*TEXT TO READ*
begin

Emmanuel Aghogho Oluwafemi Dieseruvwe (born 20 February 1995) is an English professional footballer who plays as a forward for National League side FC Halifax Town.

Beginning his career with Sheffield Wednesday, Dieseruvwe has played for Chesterfield, Salford City and Tranmere Rovers with loan spells at Hyde, Fleetwood Town, Mansfield Town, Kidderminster Harriers, Boston United, Chester, Oldham Athletic and Grimsby Town.

Career

Sheffield Wednesday
Born in Leeds, England, Dieseruvwe started his career at Sheffield Wednesday. In 2013, having progressed through the Yorkshire club's youth academy, Dieseruvwe signed his first professional contract at the club.

After being told by Manager Dave Jones that he needed to be loaned out for first team football, Dieseruvwe was loaned to Hyde on a month-long youth loan deal.

After making seven appearances for Hyde, Dieseruvwe joined Fleetwood Town on a month-long youth loan deal. Dieseruvwe made his Football League debut for Fleetwood Town on 2 November 2013, as an 83rd-minute substitute in a 4–1 win over Newport County. Soon after, Dieseruvwe's loan spell at Fleetwood was extended until 2 February 2014. After making six appearances for Fleetwood Town, it was announced on 20 January 2014 that Dieseruvwe was to return to Sheffield Wednesday.

end

*DATA LINES*
begin

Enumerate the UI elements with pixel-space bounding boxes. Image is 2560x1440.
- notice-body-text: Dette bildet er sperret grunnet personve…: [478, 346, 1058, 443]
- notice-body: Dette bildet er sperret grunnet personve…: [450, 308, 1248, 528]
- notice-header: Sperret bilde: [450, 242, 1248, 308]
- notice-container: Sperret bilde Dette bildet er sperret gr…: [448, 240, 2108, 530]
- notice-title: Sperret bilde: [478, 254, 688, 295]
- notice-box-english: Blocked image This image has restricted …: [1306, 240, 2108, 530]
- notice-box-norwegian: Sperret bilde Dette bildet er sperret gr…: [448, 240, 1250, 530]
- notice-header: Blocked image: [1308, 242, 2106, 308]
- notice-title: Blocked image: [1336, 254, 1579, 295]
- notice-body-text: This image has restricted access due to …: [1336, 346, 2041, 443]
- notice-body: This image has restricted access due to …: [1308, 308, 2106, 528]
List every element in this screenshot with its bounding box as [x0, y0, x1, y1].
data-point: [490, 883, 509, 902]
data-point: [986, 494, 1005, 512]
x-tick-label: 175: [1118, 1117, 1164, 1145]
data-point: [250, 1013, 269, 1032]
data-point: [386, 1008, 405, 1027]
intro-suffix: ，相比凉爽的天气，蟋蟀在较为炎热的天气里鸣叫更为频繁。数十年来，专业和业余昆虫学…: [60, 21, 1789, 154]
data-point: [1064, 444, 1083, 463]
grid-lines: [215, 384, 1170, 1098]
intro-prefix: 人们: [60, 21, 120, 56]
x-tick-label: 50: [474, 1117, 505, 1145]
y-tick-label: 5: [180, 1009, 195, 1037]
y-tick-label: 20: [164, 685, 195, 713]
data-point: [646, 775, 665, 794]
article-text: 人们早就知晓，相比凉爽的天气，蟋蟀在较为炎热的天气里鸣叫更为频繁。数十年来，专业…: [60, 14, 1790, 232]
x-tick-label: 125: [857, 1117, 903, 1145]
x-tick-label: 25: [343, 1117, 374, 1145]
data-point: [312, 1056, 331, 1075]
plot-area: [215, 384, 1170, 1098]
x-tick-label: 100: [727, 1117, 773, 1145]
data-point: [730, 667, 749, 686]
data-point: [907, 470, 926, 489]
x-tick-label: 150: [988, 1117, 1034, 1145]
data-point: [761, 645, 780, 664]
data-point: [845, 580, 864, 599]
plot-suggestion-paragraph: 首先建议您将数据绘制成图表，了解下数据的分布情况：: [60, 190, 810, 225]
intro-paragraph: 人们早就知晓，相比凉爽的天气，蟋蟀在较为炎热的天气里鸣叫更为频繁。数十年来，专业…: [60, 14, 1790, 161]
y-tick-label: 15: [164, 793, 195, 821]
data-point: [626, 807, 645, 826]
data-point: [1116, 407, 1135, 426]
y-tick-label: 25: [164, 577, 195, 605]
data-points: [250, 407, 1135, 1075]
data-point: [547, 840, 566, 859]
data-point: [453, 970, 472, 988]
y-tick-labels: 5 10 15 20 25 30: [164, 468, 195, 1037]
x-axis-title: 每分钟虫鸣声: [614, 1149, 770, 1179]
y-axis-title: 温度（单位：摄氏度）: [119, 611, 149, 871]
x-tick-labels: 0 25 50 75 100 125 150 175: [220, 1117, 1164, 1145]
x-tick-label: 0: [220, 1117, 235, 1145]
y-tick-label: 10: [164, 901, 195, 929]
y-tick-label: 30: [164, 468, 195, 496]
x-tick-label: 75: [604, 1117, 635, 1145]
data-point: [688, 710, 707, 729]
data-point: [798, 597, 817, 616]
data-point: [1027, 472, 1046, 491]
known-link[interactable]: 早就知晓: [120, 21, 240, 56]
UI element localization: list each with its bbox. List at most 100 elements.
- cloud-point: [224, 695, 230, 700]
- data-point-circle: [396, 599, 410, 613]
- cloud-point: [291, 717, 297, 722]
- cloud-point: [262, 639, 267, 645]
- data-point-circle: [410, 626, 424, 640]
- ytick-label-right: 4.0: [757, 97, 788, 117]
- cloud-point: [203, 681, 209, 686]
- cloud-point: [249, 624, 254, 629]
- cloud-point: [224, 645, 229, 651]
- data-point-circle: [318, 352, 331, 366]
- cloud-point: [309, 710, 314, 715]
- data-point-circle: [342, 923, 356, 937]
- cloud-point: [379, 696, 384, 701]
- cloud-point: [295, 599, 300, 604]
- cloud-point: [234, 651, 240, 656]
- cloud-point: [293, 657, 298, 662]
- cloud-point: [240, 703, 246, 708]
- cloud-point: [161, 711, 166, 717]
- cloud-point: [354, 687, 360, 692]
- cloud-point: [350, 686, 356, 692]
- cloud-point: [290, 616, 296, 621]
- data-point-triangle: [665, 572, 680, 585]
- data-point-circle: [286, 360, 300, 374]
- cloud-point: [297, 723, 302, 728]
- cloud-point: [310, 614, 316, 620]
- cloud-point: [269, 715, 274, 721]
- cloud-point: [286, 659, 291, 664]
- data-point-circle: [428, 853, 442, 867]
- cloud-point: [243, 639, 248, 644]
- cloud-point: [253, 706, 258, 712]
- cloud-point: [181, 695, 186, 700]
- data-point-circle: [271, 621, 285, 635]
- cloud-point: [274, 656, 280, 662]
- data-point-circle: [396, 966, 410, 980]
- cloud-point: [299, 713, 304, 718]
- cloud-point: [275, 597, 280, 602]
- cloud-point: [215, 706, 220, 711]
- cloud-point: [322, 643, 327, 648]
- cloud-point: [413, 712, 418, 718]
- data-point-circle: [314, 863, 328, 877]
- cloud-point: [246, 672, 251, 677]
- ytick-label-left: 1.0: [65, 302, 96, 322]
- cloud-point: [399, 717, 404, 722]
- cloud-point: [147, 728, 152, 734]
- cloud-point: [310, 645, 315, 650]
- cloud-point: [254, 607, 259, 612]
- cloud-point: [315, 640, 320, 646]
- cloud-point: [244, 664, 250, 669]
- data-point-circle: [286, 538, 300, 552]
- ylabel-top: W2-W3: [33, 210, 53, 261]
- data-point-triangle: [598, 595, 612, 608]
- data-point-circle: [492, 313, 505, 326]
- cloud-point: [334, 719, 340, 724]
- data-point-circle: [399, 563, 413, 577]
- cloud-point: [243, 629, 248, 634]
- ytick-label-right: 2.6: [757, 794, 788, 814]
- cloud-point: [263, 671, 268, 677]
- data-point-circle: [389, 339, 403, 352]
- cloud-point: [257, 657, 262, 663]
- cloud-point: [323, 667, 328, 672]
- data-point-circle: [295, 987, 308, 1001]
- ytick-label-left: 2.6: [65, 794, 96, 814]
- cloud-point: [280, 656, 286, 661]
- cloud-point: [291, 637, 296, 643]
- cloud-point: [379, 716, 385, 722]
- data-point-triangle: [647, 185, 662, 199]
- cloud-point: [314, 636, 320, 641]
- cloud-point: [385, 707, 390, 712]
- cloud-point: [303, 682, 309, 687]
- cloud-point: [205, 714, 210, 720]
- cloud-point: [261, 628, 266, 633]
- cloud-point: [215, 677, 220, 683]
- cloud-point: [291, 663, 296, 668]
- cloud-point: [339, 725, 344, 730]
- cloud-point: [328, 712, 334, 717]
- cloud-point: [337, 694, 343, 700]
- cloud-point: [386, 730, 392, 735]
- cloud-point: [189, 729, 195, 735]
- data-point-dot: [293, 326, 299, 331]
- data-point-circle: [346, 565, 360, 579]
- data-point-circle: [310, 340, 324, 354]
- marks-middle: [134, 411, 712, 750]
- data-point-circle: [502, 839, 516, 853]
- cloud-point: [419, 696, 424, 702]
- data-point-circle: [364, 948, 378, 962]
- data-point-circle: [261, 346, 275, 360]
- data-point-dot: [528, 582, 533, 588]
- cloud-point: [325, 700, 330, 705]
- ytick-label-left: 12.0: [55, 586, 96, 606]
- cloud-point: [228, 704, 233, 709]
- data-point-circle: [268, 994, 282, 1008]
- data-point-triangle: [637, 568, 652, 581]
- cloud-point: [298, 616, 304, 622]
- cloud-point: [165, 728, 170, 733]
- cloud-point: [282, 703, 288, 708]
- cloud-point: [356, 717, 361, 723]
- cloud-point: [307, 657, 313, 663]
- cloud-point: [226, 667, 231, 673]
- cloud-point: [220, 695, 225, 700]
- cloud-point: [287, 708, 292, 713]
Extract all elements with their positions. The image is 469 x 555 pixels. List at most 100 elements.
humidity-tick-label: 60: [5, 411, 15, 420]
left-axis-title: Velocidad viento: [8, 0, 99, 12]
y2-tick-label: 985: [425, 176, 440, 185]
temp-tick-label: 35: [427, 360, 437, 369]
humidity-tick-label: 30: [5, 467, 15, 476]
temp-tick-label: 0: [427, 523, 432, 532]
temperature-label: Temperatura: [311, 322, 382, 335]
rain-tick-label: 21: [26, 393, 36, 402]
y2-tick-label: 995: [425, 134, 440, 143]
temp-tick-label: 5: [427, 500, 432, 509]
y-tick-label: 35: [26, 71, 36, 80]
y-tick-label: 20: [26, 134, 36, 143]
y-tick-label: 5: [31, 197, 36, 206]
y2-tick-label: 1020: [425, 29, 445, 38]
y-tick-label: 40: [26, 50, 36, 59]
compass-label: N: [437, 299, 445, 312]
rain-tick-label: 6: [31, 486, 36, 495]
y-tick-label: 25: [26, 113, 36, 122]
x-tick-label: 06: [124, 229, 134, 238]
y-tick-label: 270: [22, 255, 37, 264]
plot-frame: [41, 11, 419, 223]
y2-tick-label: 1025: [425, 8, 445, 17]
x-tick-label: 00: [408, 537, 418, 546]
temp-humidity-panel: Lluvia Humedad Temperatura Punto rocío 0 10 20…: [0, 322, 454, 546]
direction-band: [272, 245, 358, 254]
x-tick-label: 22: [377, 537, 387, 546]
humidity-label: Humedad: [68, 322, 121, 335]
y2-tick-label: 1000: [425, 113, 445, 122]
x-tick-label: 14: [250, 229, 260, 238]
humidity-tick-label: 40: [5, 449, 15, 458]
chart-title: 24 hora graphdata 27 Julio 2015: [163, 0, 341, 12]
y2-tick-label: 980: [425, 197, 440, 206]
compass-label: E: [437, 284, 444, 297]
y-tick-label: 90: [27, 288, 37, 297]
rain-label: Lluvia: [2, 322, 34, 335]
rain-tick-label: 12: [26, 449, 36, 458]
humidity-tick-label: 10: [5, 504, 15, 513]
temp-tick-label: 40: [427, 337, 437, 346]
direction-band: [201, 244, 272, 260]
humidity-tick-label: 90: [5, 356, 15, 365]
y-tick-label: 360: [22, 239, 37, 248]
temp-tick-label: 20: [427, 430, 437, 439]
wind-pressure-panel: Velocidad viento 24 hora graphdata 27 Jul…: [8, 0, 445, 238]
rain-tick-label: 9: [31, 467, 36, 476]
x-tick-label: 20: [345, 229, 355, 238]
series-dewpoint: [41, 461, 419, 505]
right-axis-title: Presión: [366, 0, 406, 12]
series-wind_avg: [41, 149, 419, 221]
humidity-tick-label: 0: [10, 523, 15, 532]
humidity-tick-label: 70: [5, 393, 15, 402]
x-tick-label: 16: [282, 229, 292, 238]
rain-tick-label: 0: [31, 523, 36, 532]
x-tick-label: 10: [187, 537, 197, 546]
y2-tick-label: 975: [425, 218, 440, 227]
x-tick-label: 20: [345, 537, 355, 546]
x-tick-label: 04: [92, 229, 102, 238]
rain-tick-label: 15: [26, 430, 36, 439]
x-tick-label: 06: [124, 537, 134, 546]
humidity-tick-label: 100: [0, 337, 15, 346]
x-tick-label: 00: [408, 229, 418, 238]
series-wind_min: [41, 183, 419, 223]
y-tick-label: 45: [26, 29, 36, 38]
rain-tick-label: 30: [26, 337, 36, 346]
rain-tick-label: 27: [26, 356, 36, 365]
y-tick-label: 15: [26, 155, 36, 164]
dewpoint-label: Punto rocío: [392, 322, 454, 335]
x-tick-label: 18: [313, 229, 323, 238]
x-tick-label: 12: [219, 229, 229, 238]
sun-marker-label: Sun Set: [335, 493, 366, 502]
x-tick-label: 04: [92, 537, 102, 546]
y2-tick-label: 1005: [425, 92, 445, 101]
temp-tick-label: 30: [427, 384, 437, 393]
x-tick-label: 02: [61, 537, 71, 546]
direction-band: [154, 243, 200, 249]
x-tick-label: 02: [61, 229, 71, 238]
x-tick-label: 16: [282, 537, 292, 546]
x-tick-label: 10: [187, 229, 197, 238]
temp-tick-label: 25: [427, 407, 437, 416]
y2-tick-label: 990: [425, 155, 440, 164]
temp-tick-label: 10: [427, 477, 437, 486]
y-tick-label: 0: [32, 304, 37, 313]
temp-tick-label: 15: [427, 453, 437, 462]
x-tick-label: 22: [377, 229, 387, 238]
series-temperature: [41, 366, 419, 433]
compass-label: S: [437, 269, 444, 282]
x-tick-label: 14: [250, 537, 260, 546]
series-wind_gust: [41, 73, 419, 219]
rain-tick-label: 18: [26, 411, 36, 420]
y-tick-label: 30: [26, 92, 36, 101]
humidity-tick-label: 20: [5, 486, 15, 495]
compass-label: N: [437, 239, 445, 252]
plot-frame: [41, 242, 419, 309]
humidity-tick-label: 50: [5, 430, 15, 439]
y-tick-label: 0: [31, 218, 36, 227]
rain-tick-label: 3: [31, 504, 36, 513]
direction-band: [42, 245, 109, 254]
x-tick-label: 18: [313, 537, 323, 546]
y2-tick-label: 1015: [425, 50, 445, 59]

end

*CHALLENGE A*
Rewrite the passage of the Dieseruvwe text between "Beginning his career" and "Hyde on a month-long youth loan deal.", inclusive, substituting "Wednesday" for "Sheffield Wednesday".
*CHALLENGE B*
According to the Dieseruvwe text, on what date did he make his Football League debut for Fleetwood Town?
Rely only on the text about Emmanuel Dieseruvwe to complete the work.

*FULL SOLUTION A*
Beginning his career with Wednesday, Dieseruvwe has played for Chesterfield, Salford City and Tranmere Rovers with loan spells at Hyde, Fleetwood Town, Mansfield Town, Kidderminster Harriers, Boston United, Chester, Oldham Athletic and Grimsby Town.

Career

Wednesday
Born in Leeds, England, Dieseruvwe started his career at Wednesday. In 2013, having progressed through the Yorkshire club's youth academy, Dieseruvwe signed his first professional contract at the club.

After being told by Manager Dave Jones that he needed to be loaned out for first team football, Dieseruvwe was loaned to Hyde on a month-long youth loan deal.

*FULL SOLUTION B*
2 November 2013